▶ _What you need to do_: Exactly as written, quote every line that follows, skipping the images.

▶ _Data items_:
******
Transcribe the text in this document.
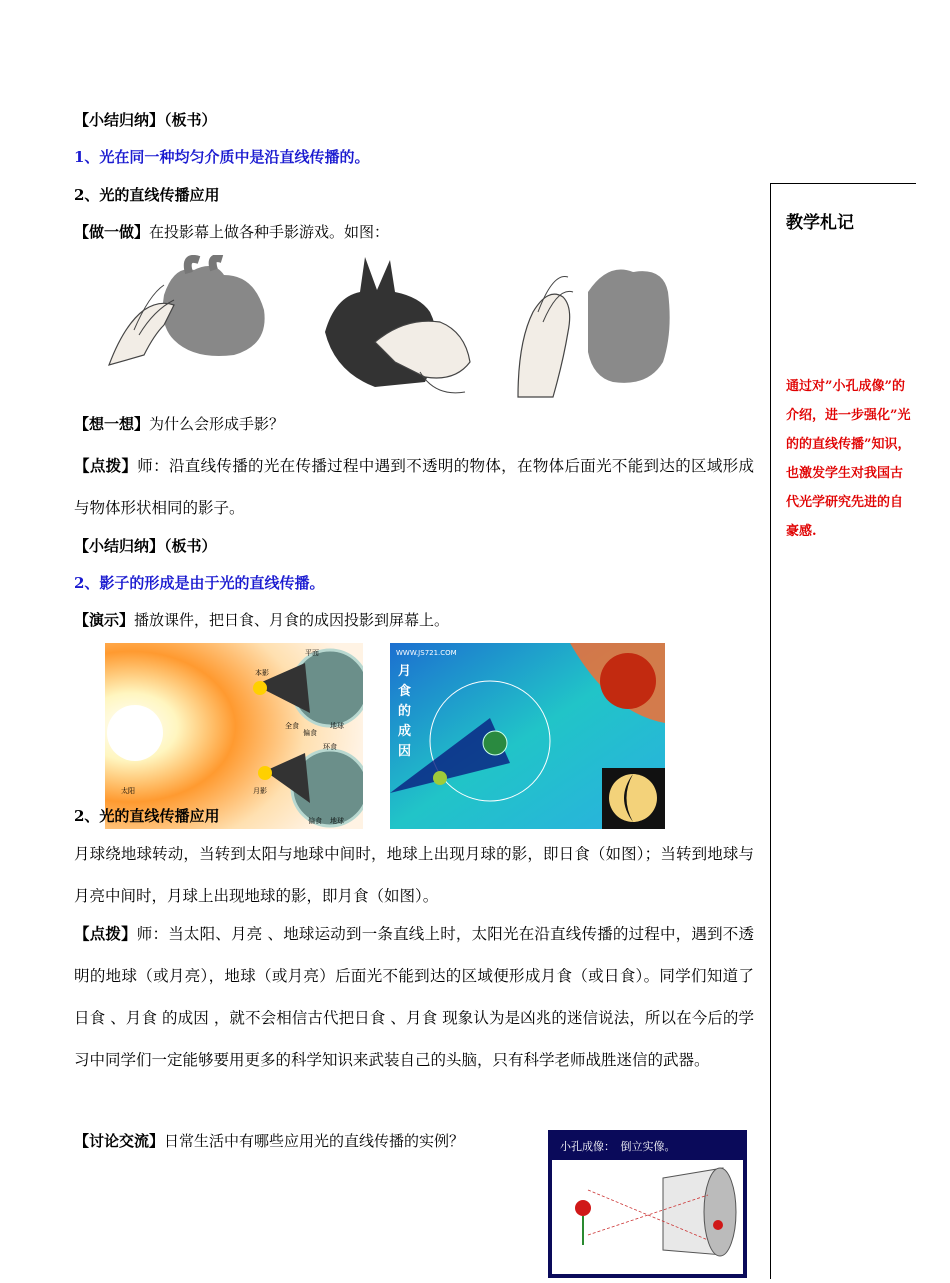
【小结归纳】（板书）
1、光在同一种均匀介质中是沿直线传播的。
2、光的直线传播应用
【做一做】在投影幕上做各种手影游戏。如图：
【想一想】为什么会形成手影？
【点拨】师：沿直线传播的光在传播过程中遇到不透明的物体，在物体后面光不能到达的区域形成与物体形状相同的影子。
【小结归纳】（板书）
2、影子的形成是由于光的直线传播。
【演示】播放课件，把日食、月食的成因投影到屏幕上。
平面
本影
全食
偏食
地球
太阳
环食
月影
偏食 地球
WWW.JS721.COM
月
食
的
成
因
2、光的直线传播应用
月球绕地球转动，当转到太阳与地球中间时，地球上出现月球的影，即日食（如图）；当转到地球与月亮中间时，月球上出现地球的影，即月食（如图）。
【点拨】师：当太阳、月亮 、地球运动到一条直线上时，太阳光在沿直线传播的过程中，遇到不透明的地球（或月亮），地球（或月亮）后面光不能到达的区域便形成月食（或日食）。同学们知道了日食 、月食 的成因 ，就不会相信古代把日食 、月食 现象认为是凶兆的迷信说法，所以在今后的学习中同学们一定能够要用更多的科学知识来武装自己的头脑，只有科学老师战胜迷信的武器。
【讨论交流】日常生活中有哪些应用光的直线传播的实例？	小孔成像：　倒立实像。
Back
教学札记
通过对”小孔成像”的介绍，进一步强化”光的的直线传播”知识，也激发学生对我国古代光学研究先进的自豪感.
******
▶ _Result_:
Transcribe the text in this document.
【小结归纳】（板书）
1、光在同一种均匀介质中是沿直线传播的。
2、光的直线传播应用
【做一做】在投影幕上做各种手影游戏。如图：
【想一想】为什么会形成手影？
【点拨】师：沿直线传播的光在传播过程中遇到不透明的物体，在物体后面光不能到达的区域形成与物体形状相同的影子。
【小结归纳】（板书）
2、影子的形成是由于光的直线传播。
【演示】播放课件，把日食、月食的成因投影到屏幕上。
平面
本影
全食
偏食
地球
太阳
环食
月影
偏食 地球
WWW.JS721.COM
月
食
的
成
因
2、光的直线传播应用
月球绕地球转动，当转到太阳与地球中间时，地球上出现月球的影，即日食（如图）；当转到地球与月亮中间时，月球上出现地球的影，即月食（如图）。
【点拨】师：当太阳、月亮 、地球运动到一条直线上时，太阳光在沿直线传播的过程中，遇到不透明的地球（或月亮），地球（或月亮）后面光不能到达的区域便形成月食（或日食）。同学们知道了日食 、月食 的成因 ，就不会相信古代把日食 、月食 现象认为是凶兆的迷信说法，所以在今后的学习中同学们一定能够要用更多的科学知识来武装自己的头脑，只有科学老师战胜迷信的武器。
【讨论交流】日常生活中有哪些应用光的直线传播的实例？	小孔成像：　倒立实像。
Back
教学札记
通过对”小孔成像”的介绍，进一步强化”光的的直线传播”知识，也激发学生对我国古代光学研究先进的自豪感.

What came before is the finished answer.